■ Problem statement: Retype each entry below, keeping every character the same.
— Begin Extracted information —
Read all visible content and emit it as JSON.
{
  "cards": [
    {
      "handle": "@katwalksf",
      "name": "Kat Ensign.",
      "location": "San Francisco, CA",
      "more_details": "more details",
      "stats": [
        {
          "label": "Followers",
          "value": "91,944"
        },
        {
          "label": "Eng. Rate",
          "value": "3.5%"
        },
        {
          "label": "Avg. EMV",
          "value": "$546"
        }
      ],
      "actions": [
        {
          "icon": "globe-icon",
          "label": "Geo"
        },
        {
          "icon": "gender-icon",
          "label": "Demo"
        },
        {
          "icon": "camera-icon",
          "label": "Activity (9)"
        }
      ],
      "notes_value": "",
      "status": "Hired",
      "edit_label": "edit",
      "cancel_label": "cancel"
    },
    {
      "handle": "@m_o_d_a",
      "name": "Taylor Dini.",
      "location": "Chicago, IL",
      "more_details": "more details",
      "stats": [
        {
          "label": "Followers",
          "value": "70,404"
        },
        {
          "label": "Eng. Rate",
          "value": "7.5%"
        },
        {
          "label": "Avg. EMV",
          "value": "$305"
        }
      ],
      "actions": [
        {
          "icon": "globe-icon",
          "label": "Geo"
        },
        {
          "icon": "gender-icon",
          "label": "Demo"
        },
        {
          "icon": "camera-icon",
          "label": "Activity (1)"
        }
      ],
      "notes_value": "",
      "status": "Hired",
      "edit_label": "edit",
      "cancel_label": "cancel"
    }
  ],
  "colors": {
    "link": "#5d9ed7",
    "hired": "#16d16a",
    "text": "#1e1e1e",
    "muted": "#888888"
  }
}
— End Extracted information —
■ Result for this task:
Read all visible content and emit it as JSON.
{
  "cards": [
    {
      "handle": "@katwalksf",
      "name": "Kat Ensign.",
      "location": "San Francisco, CA",
      "more_details": "more details",
      "stats": [
        {
          "label": "Followers",
          "value": "91,944"
        },
        {
          "label": "Eng. Rate",
          "value": "3.5%"
        },
        {
          "label": "Avg. EMV",
          "value": "$546"
        }
      ],
      "actions": [
        {
          "icon": "globe-icon",
          "label": "Geo"
        },
        {
          "icon": "gender-icon",
          "label": "Demo"
        },
        {
          "icon": "camera-icon",
          "label": "Activity (9)"
        }
      ],
      "notes_value": "",
      "status": "Hired",
      "edit_label": "edit",
      "cancel_label": "cancel"
    },
    {
      "handle": "@m_o_d_a",
      "name": "Taylor Dini.",
      "location": "Chicago, IL",
      "more_details": "more details",
      "stats": [
        {
          "label": "Followers",
          "value": "70,404"
        },
        {
          "label": "Eng. Rate",
          "value": "7.5%"
        },
        {
          "label": "Avg. EMV",
          "value": "$305"
        }
      ],
      "actions": [
        {
          "icon": "globe-icon",
          "label": "Geo"
        },
        {
          "icon": "gender-icon",
          "label": "Demo"
        },
        {
          "icon": "camera-icon",
          "label": "Activity (1)"
        }
      ],
      "notes_value": "",
      "status": "Hired",
      "edit_label": "edit",
      "cancel_label": "cancel"
    }
  ],
  "colors": {
    "link": "#5d9ed7",
    "hired": "#16d16a",
    "text": "#1e1e1e",
    "muted": "#888888"
  }
}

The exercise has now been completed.